===== MATERIAL SHOWN =====

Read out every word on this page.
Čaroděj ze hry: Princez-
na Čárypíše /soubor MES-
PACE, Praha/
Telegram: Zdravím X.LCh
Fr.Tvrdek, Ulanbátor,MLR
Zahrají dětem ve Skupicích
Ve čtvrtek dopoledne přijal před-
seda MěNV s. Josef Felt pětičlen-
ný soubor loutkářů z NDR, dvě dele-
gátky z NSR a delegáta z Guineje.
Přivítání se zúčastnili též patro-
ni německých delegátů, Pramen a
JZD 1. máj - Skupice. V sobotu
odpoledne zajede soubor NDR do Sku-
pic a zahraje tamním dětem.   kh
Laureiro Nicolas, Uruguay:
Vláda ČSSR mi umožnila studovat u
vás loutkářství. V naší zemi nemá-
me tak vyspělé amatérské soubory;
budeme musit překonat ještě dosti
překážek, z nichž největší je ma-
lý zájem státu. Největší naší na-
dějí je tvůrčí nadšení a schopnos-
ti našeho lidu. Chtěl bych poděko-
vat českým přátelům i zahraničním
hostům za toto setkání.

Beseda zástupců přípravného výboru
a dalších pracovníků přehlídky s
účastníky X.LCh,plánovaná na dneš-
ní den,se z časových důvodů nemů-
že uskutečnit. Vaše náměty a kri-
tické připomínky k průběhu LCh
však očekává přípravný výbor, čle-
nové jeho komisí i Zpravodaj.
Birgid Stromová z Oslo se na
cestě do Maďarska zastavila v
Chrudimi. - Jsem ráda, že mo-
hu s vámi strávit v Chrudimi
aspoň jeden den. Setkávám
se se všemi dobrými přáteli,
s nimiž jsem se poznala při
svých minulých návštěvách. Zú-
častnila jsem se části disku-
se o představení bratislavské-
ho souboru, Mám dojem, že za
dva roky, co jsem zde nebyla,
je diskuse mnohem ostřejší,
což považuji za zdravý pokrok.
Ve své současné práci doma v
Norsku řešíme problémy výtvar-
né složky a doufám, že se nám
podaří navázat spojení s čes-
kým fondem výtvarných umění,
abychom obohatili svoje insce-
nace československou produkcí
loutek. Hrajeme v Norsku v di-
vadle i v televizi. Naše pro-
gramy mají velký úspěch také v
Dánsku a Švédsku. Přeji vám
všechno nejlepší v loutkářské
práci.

=====

PROBLEM TO SOLVE:
Quote the whole listing above, leaving nothing out.

RESPONSE TO THIS EXERCISE:
Read out every word on this page.
Čaroděj ze hry: Princez-
na Čárypíše /soubor MES-
PACE, Praha/
Telegram: Zdravím X.LCh
Fr.Tvrdek, Ulanbátor,MLR
Zahrají dětem ve Skupicích
Ve čtvrtek dopoledne přijal před-
seda MěNV s. Josef Felt pětičlen-
ný soubor loutkářů z NDR, dvě dele-
gátky z NSR a delegáta z Guineje.
Přivítání se zúčastnili též patro-
ni německých delegátů, Pramen a
JZD 1. máj - Skupice. V sobotu
odpoledne zajede soubor NDR do Sku-
pic a zahraje tamním dětem.   kh
Laureiro Nicolas, Uruguay:
Vláda ČSSR mi umožnila studovat u
vás loutkářství. V naší zemi nemá-
me tak vyspělé amatérské soubory;
budeme musit překonat ještě dosti
překážek, z nichž největší je ma-
lý zájem státu. Největší naší na-
dějí je tvůrčí nadšení a schopnos-
ti našeho lidu. Chtěl bych poděko-
vat českým přátelům i zahraničním
hostům za toto setkání.

Beseda zástupců přípravného výboru
a dalších pracovníků přehlídky s
účastníky X.LCh,plánovaná na dneš-
ní den,se z časových důvodů nemů-
že uskutečnit. Vaše náměty a kri-
tické připomínky k průběhu LCh
však očekává přípravný výbor, čle-
nové jeho komisí i Zpravodaj.
Birgid Stromová z Oslo se na
cestě do Maďarska zastavila v
Chrudimi. - Jsem ráda, že mo-
hu s vámi strávit v Chrudimi
aspoň jeden den. Setkávám
se se všemi dobrými přáteli,
s nimiž jsem se poznala při
svých minulých návštěvách. Zú-
častnila jsem se části disku-
se o představení bratislavské-
ho souboru, Mám dojem, že za
dva roky, co jsem zde nebyla,
je diskuse mnohem ostřejší,
což považuji za zdravý pokrok.
Ve své současné práci doma v
Norsku řešíme problémy výtvar-
né složky a doufám, že se nám
podaří navázat spojení s čes-
kým fondem výtvarných umění,
abychom obohatili svoje insce-
nace československou produkcí
loutek. Hrajeme v Norsku v di-
vadle i v televizi. Naše pro-
gramy mají velký úspěch také v
Dánsku a Švédsku. Přeji vám
všechno nejlepší v loutkářské
práci.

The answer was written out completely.